Look at the entries below and reproduce them exactly.

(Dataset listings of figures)
+++++

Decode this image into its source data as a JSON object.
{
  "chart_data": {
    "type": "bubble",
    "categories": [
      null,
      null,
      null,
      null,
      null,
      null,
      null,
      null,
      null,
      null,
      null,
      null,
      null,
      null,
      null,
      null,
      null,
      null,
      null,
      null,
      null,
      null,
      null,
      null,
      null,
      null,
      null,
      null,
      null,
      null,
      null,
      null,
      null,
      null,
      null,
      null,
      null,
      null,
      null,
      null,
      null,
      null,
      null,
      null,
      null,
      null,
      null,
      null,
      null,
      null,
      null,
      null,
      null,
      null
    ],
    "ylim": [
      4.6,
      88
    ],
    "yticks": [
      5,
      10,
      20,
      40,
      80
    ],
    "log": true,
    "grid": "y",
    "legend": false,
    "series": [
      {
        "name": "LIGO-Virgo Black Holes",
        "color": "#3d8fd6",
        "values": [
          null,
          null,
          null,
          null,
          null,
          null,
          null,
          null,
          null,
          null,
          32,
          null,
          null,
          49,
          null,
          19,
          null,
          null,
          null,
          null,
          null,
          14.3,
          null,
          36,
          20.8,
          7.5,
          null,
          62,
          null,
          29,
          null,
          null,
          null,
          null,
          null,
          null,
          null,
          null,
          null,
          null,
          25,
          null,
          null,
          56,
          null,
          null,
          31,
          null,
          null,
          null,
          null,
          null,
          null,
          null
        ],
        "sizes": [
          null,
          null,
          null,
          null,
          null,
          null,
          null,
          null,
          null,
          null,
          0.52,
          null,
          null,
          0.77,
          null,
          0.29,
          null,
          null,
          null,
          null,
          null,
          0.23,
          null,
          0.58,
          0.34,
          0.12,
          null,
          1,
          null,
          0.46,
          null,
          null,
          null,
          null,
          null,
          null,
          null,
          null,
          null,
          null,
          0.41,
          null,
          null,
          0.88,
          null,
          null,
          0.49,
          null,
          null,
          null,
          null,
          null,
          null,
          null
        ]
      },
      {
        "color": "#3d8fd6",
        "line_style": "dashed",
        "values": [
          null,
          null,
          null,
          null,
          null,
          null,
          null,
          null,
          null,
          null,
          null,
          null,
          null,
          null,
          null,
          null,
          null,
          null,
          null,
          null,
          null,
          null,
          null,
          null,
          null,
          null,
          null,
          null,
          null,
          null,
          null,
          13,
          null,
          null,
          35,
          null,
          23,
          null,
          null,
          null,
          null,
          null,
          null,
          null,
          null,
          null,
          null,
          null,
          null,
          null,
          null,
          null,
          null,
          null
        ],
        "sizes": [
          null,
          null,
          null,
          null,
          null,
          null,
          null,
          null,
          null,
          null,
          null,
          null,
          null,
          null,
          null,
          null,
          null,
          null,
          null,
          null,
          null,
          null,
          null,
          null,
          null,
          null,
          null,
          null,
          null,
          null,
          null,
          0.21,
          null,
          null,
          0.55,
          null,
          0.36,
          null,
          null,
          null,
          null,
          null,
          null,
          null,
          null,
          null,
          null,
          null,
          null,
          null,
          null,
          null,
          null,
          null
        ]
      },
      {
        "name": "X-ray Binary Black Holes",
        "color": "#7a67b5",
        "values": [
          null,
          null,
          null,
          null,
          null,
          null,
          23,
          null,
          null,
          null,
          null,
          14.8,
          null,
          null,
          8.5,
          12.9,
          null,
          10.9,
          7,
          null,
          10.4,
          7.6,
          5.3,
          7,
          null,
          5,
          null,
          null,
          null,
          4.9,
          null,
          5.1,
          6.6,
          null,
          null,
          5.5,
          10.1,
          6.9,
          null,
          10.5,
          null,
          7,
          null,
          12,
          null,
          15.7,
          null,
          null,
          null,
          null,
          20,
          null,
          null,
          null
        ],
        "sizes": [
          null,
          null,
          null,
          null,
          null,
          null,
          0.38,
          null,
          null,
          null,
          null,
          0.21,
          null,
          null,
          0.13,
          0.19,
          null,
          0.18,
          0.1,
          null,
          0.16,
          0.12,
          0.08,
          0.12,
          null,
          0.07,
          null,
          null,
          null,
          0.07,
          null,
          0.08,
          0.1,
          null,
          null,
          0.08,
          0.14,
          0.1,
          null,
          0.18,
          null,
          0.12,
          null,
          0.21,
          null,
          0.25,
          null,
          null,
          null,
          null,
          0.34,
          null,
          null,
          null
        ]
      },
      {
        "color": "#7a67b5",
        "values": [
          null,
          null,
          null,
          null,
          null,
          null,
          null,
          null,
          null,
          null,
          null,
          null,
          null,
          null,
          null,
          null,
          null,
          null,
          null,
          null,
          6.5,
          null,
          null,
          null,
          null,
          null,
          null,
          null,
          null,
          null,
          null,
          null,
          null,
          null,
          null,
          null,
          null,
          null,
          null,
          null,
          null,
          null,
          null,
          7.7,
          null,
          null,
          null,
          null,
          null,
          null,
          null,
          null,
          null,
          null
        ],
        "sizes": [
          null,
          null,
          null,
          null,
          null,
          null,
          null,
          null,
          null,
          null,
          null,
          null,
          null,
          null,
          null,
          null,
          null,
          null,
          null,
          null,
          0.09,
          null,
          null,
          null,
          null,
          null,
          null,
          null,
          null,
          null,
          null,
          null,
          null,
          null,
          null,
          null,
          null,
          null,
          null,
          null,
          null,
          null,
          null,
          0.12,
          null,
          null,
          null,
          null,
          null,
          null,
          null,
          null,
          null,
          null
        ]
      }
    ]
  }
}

+++++

■ OUTPUT OF THE TASK:
Decode this image into its source data as a JSON object.
{
  "chart_data": {
    "type": "bubble",
    "categories": [
      null,
      null,
      null,
      null,
      null,
      null,
      null,
      null,
      null,
      null,
      null,
      null,
      null,
      null,
      null,
      null,
      null,
      null,
      null,
      null,
      null,
      null,
      null,
      null,
      null,
      null,
      null,
      null,
      null,
      null,
      null,
      null,
      null,
      null,
      null,
      null,
      null,
      null,
      null,
      null,
      null,
      null,
      null,
      null,
      null,
      null,
      null,
      null,
      null,
      null,
      null,
      null,
      null,
      null
    ],
    "ylim": [
      4.6,
      88
    ],
    "yticks": [
      5,
      10,
      20,
      40,
      80
    ],
    "log": true,
    "grid": "y",
    "legend": false,
    "series": [
      {
        "name": "LIGO-Virgo Black Holes",
        "color": "#3d8fd6",
        "values": [
          null,
          null,
          null,
          null,
          null,
          null,
          null,
          null,
          null,
          null,
          32,
          null,
          null,
          49,
          null,
          19,
          null,
          null,
          null,
          null,
          null,
          14.3,
          null,
          36,
          20.8,
          7.5,
          null,
          62,
          null,
          29,
          null,
          null,
          null,
          null,
          null,
          null,
          null,
          null,
          null,
          null,
          25,
          null,
          null,
          56,
          null,
          null,
          31,
          null,
          null,
          null,
          null,
          null,
          null,
          null
        ],
        "sizes": [
          null,
          null,
          null,
          null,
          null,
          null,
          null,
          null,
          null,
          null,
          0.52,
          null,
          null,
          0.77,
          null,
          0.29,
          null,
          null,
          null,
          null,
          null,
          0.23,
          null,
          0.58,
          0.34,
          0.12,
          null,
          1,
          null,
          0.46,
          null,
          null,
          null,
          null,
          null,
          null,
          null,
          null,
          null,
          null,
          0.41,
          null,
          null,
          0.88,
          null,
          null,
          0.49,
          null,
          null,
          null,
          null,
          null,
          null,
          null
        ]
      },
      {
        "color": "#3d8fd6",
        "line_style": "dashed",
        "values": [
          null,
          null,
          null,
          null,
          null,
          null,
          null,
          null,
          null,
          null,
          null,
          null,
          null,
          null,
          null,
          null,
          null,
          null,
          null,
          null,
          null,
          null,
          null,
          null,
          null,
          null,
          null,
          null,
          null,
          null,
          null,
          13,
          null,
          null,
          35,
          null,
          23,
          null,
          null,
          null,
          null,
          null,
          null,
          null,
          null,
          null,
          null,
          null,
          null,
          null,
          null,
          null,
          null,
          null
        ],
        "sizes": [
          null,
          null,
          null,
          null,
          null,
          null,
          null,
          null,
          null,
          null,
          null,
          null,
          null,
          null,
          null,
          null,
          null,
          null,
          null,
          null,
          null,
          null,
          null,
          null,
          null,
          null,
          null,
          null,
          null,
          null,
          null,
          0.21,
          null,
          null,
          0.55,
          null,
          0.36,
          null,
          null,
          null,
          null,
          null,
          null,
          null,
          null,
          null,
          null,
          null,
          null,
          null,
          null,
          null,
          null,
          null
        ]
      },
      {
        "name": "X-ray Binary Black Holes",
        "color": "#7a67b5",
        "values": [
          null,
          null,
          null,
          null,
          null,
          null,
          23,
          null,
          null,
          null,
          null,
          14.8,
          null,
          null,
          8.5,
          12.9,
          null,
          10.9,
          7,
          null,
          10.4,
          7.6,
          5.3,
          7,
          null,
          5,
          null,
          null,
          null,
          4.9,
          null,
          5.1,
          6.6,
          null,
          null,
          5.5,
          10.1,
          6.9,
          null,
          10.5,
          null,
          7,
          null,
          12,
          null,
          15.7,
          null,
          null,
          null,
          null,
          20,
          null,
          null,
          null
        ],
        "sizes": [
          null,
          null,
          null,
          null,
          null,
          null,
          0.38,
          null,
          null,
          null,
          null,
          0.21,
          null,
          null,
          0.13,
          0.19,
          null,
          0.18,
          0.1,
          null,
          0.16,
          0.12,
          0.08,
          0.12,
          null,
          0.07,
          null,
          null,
          null,
          0.07,
          null,
          0.08,
          0.1,
          null,
          null,
          0.08,
          0.14,
          0.1,
          null,
          0.18,
          null,
          0.12,
          null,
          0.21,
          null,
          0.25,
          null,
          null,
          null,
          null,
          0.34,
          null,
          null,
          null
        ]
      },
      {
        "color": "#7a67b5",
        "values": [
          null,
          null,
          null,
          null,
          null,
          null,
          null,
          null,
          null,
          null,
          null,
          null,
          null,
          null,
          null,
          null,
          null,
          null,
          null,
          null,
          6.5,
          null,
          null,
          null,
          null,
          null,
          null,
          null,
          null,
          null,
          null,
          null,
          null,
          null,
          null,
          null,
          null,
          null,
          null,
          null,
          null,
          null,
          null,
          7.7,
          null,
          null,
          null,
          null,
          null,
          null,
          null,
          null,
          null,
          null
        ],
        "sizes": [
          null,
          null,
          null,
          null,
          null,
          null,
          null,
          null,
          null,
          null,
          null,
          null,
          null,
          null,
          null,
          null,
          null,
          null,
          null,
          null,
          0.09,
          null,
          null,
          null,
          null,
          null,
          null,
          null,
          null,
          null,
          null,
          null,
          null,
          null,
          null,
          null,
          null,
          null,
          null,
          null,
          null,
          null,
          null,
          0.12,
          null,
          null,
          null,
          null,
          null,
          null,
          null,
          null,
          null,
          null
        ]
      }
    ]
  }
}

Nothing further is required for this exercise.